Instructions to follow :: All entries are to be quoted exactly; the images stay out of the copy.

Stored rows ::
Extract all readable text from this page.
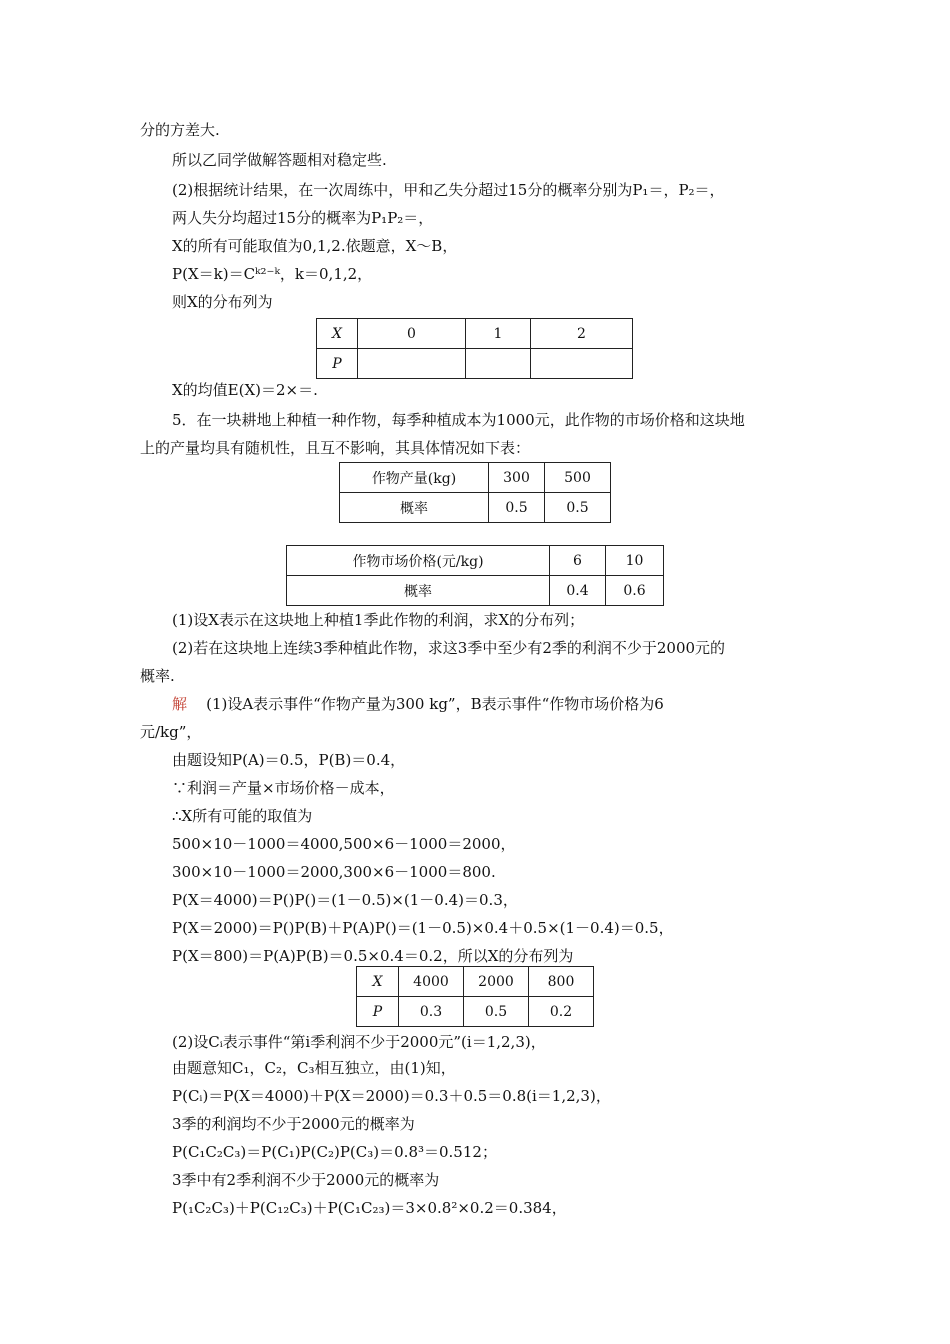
分的方差大.
所以乙同学做解答题相对稳定些.
(2)根据统计结果，在一次周练中，甲和乙失分超过15分的概率分别为P₁＝，P₂＝，
两人失分均超过15分的概率为P₁P₂＝，
X的所有可能取值为0,1,2.依题意，X～B，
P(X＝k)＝Cᵏ²⁻ᵏ，k＝0,1,2，
则X的分布列为
X	0	1	2
P			
X的均值E(X)＝2×＝.
5．在一块耕地上种植一种作物，每季种植成本为1000元，此作物的市场价格和这块地
上的产量均具有随机性，且互不影响，其具体情况如下表：
作物产量(kg)	300	500
概率	0.5	0.5
作物市场价格(元/kg)	6	10
概率	0.4	0.6
(1)设X表示在这块地上种植1季此作物的利润，求X的分布列；
(2)若在这块地上连续3季种植此作物，求这3季中至少有2季的利润不少于2000元的
概率.
解 (1)设A表示事件“作物产量为300 kg”，B表示事件“作物市场价格为6
元/kg”，
由题设知P(A)＝0.5，P(B)＝0.4，
∵利润＝产量×市场价格－成本，
∴X所有可能的取值为
500×10－1000＝4000,500×6－1000＝2000，
300×10－1000＝2000,300×6－1000＝800.
P(X＝4000)＝P()P()＝(1－0.5)×(1－0.4)＝0.3，
P(X＝2000)＝P()P(B)＋P(A)P()＝(1－0.5)×0.4＋0.5×(1－0.4)＝0.5，
P(X＝800)＝P(A)P(B)＝0.5×0.4＝0.2，所以X的分布列为
X	4000	2000	800
P	0.3	0.5	0.2
(2)设Cᵢ表示事件“第i季利润不少于2000元”(i＝1,2,3)，
由题意知C₁，C₂，C₃相互独立，由(1)知，
P(Cᵢ)＝P(X＝4000)＋P(X＝2000)＝0.3＋0.5＝0.8(i＝1,2,3)，
3季的利润均不少于2000元的概率为
P(C₁C₂C₃)＝P(C₁)P(C₂)P(C₃)＝0.8³＝0.512；
3季中有2季利润不少于2000元的概率为
P(₁C₂C₃)＋P(C₁₂C₃)＋P(C₁C₂₃)＝3×0.8²×0.2＝0.384，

Output for this exercise ::
Extract all readable text from this page.
分的方差大.
所以乙同学做解答题相对稳定些.
(2)根据统计结果，在一次周练中，甲和乙失分超过15分的概率分别为P₁＝，P₂＝，
两人失分均超过15分的概率为P₁P₂＝，
X的所有可能取值为0,1,2.依题意，X～B，
P(X＝k)＝Cᵏ²⁻ᵏ，k＝0,1,2，
则X的分布列为
X	0	1	2
P			
X的均值E(X)＝2×＝.
5．在一块耕地上种植一种作物，每季种植成本为1000元，此作物的市场价格和这块地
上的产量均具有随机性，且互不影响，其具体情况如下表：
作物产量(kg)	300	500
概率	0.5	0.5
作物市场价格(元/kg)	6	10
概率	0.4	0.6
(1)设X表示在这块地上种植1季此作物的利润，求X的分布列；
(2)若在这块地上连续3季种植此作物，求这3季中至少有2季的利润不少于2000元的
概率.
解 (1)设A表示事件“作物产量为300 kg”，B表示事件“作物市场价格为6
元/kg”，
由题设知P(A)＝0.5，P(B)＝0.4，
∵利润＝产量×市场价格－成本，
∴X所有可能的取值为
500×10－1000＝4000,500×6－1000＝2000，
300×10－1000＝2000,300×6－1000＝800.
P(X＝4000)＝P()P()＝(1－0.5)×(1－0.4)＝0.3，
P(X＝2000)＝P()P(B)＋P(A)P()＝(1－0.5)×0.4＋0.5×(1－0.4)＝0.5，
P(X＝800)＝P(A)P(B)＝0.5×0.4＝0.2，所以X的分布列为
X	4000	2000	800
P	0.3	0.5	0.2
(2)设Cᵢ表示事件“第i季利润不少于2000元”(i＝1,2,3)，
由题意知C₁，C₂，C₃相互独立，由(1)知，
P(Cᵢ)＝P(X＝4000)＋P(X＝2000)＝0.3＋0.5＝0.8(i＝1,2,3)，
3季的利润均不少于2000元的概率为
P(C₁C₂C₃)＝P(C₁)P(C₂)P(C₃)＝0.8³＝0.512；
3季中有2季利润不少于2000元的概率为
P(₁C₂C₃)＋P(C₁₂C₃)＋P(C₁C₂₃)＝3×0.8²×0.2＝0.384，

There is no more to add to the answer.